Task prompt
Tally the lines that contain the string "high" and give the number by itself.

══ Records provided ══

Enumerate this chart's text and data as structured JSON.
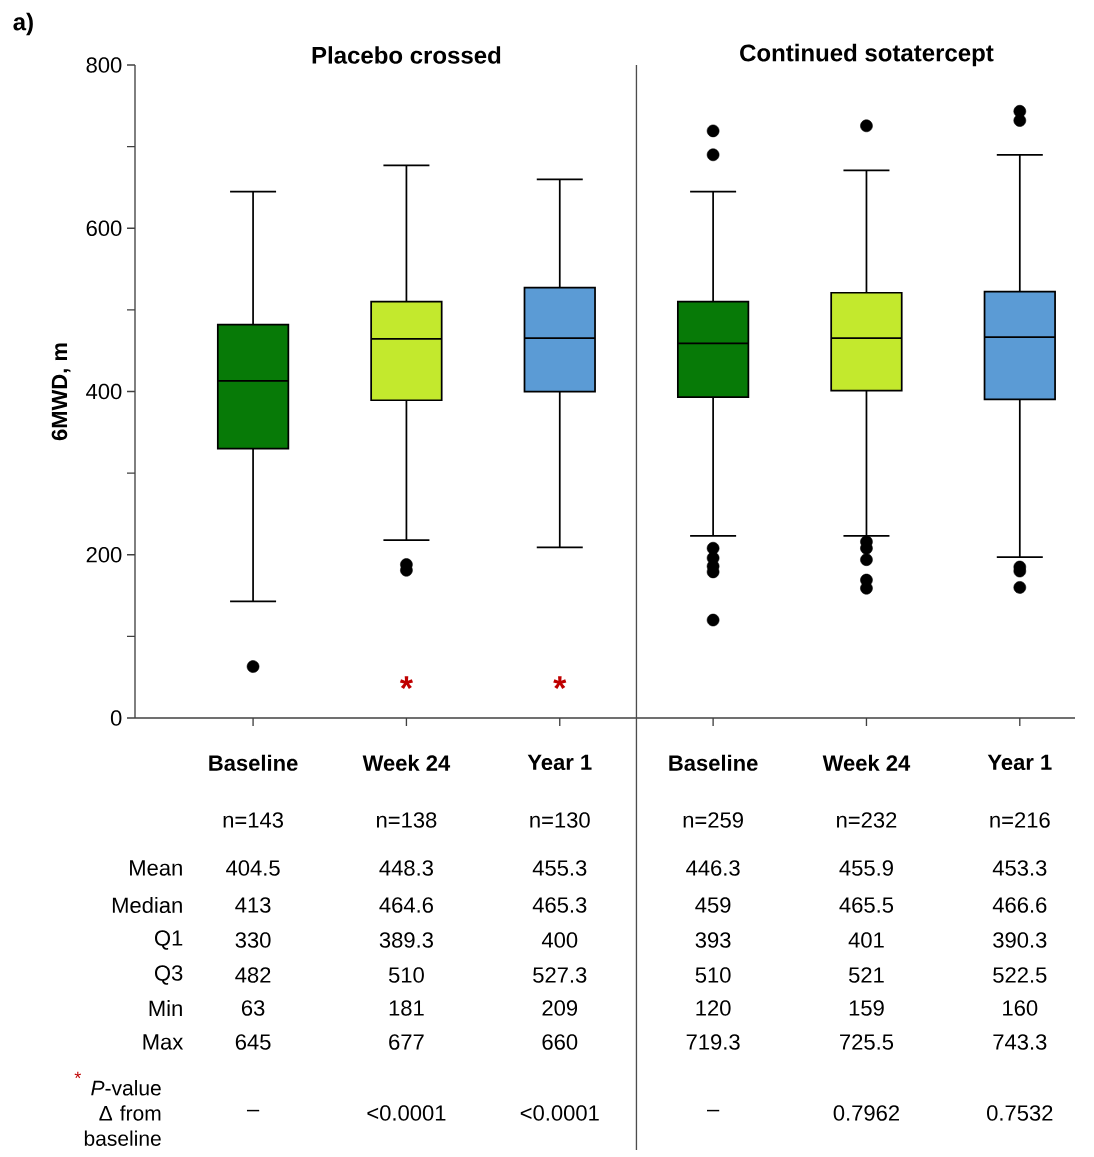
{
  "chart_data": {
    "type": "box",
    "title": "a)",
    "ylabel": "6MWD, m",
    "categories": [
      "Baseline",
      "Week 24",
      "Year 1",
      "Baseline",
      "Week 24",
      "Year 1"
    ],
    "colors": [
      "#077a07",
      "#c3e92d",
      "#5b9bd5",
      "#077a07",
      "#c3e92d",
      "#5b9bd5"
    ],
    "boxes": [
      {
        "low": 143,
        "q1": 330,
        "median": 413,
        "q3": 482,
        "high": 645,
        "outliers": [
          63
        ]
      },
      {
        "low": 218,
        "q1": 389.3,
        "median": 464.6,
        "q3": 510,
        "high": 677,
        "outliers": [
          181,
          188
        ]
      },
      {
        "low": 209,
        "q1": 400,
        "median": 465.3,
        "q3": 527.3,
        "high": 660
      },
      {
        "low": 223,
        "q1": 393,
        "median": 459,
        "q3": 510,
        "high": 645,
        "outliers": [
          120,
          179,
          186,
          196,
          208,
          690,
          719.3
        ]
      },
      {
        "low": 223,
        "q1": 401,
        "median": 465.5,
        "q3": 521,
        "high": 671,
        "outliers": [
          159,
          169,
          194,
          208,
          216,
          725.5
        ]
      },
      {
        "low": 197,
        "q1": 390.3,
        "median": 466.6,
        "q3": 522.5,
        "high": 690,
        "outliers": [
          160,
          180,
          185,
          732,
          743.3
        ]
      }
    ],
    "ylim": [
      0,
      800
    ],
    "yticks": [
      0,
      {
        "value": 100,
        "label": null
      },
      200,
      {
        "value": 300,
        "label": null
      },
      400,
      {
        "value": 500,
        "label": null
      },
      600,
      {
        "value": 700,
        "label": null
      },
      800
    ],
    "annotations": [
      "Placebo crossed",
      "Continued sotatercept",
      "*",
      "*",
      "n=143",
      "n=138",
      "n=130",
      "n=259",
      "n=232",
      "n=216",
      "Mean",
      "404.5",
      "448.3",
      "455.3",
      "446.3",
      "455.9",
      "453.3",
      "Median",
      "413",
      "464.6",
      "465.3",
      "459",
      "465.5",
      "466.6",
      "Q1",
      "330",
      "389.3",
      "400",
      "393",
      "401",
      "390.3",
      "Q3",
      "482",
      "510",
      "527.3",
      "510",
      "521",
      "522.5",
      "Min",
      "63",
      "181",
      "209",
      "120",
      "159",
      "160",
      "Max",
      "645",
      "677",
      "660",
      "719.3",
      "725.5",
      "743.3",
      "*",
      "*P*-value Δ from baseline",
      "–",
      "<0.0001",
      "<0.0001",
      "–",
      "0.7962",
      "0.7532"
    ]
  }
}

═══

Result of the exercise
6